(Data records)

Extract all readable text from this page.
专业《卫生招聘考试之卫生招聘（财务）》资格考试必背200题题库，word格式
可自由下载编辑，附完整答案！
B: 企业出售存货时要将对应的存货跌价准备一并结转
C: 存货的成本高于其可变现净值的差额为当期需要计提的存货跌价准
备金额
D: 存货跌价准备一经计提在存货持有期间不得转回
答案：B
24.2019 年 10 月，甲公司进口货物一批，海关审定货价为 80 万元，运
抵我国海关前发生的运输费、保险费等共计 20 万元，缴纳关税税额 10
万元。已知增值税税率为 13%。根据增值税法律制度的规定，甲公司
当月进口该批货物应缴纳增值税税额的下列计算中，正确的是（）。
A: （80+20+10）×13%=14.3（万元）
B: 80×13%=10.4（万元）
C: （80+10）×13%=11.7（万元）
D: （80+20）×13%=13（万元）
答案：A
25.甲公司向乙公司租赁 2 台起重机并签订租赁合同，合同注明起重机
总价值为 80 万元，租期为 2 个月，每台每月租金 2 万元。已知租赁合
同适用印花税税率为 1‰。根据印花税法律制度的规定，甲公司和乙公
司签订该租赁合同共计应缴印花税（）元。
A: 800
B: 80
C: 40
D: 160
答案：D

Exercise
Quote every record above exactly.

Final result
Extract all readable text from this page.
专业《卫生招聘考试之卫生招聘（财务）》资格考试必背200题题库，word格式
可自由下载编辑，附完整答案！
B: 企业出售存货时要将对应的存货跌价准备一并结转
C: 存货的成本高于其可变现净值的差额为当期需要计提的存货跌价准
备金额
D: 存货跌价准备一经计提在存货持有期间不得转回
答案：B
24.2019 年 10 月，甲公司进口货物一批，海关审定货价为 80 万元，运
抵我国海关前发生的运输费、保险费等共计 20 万元，缴纳关税税额 10
万元。已知增值税税率为 13%。根据增值税法律制度的规定，甲公司
当月进口该批货物应缴纳增值税税额的下列计算中，正确的是（）。
A: （80+20+10）×13%=14.3（万元）
B: 80×13%=10.4（万元）
C: （80+10）×13%=11.7（万元）
D: （80+20）×13%=13（万元）
答案：A
25.甲公司向乙公司租赁 2 台起重机并签订租赁合同，合同注明起重机
总价值为 80 万元，租期为 2 个月，每台每月租金 2 万元。已知租赁合
同适用印花税税率为 1‰。根据印花税法律制度的规定，甲公司和乙公
司签订该租赁合同共计应缴印花税（）元。
A: 800
B: 80
C: 40
D: 160
答案：D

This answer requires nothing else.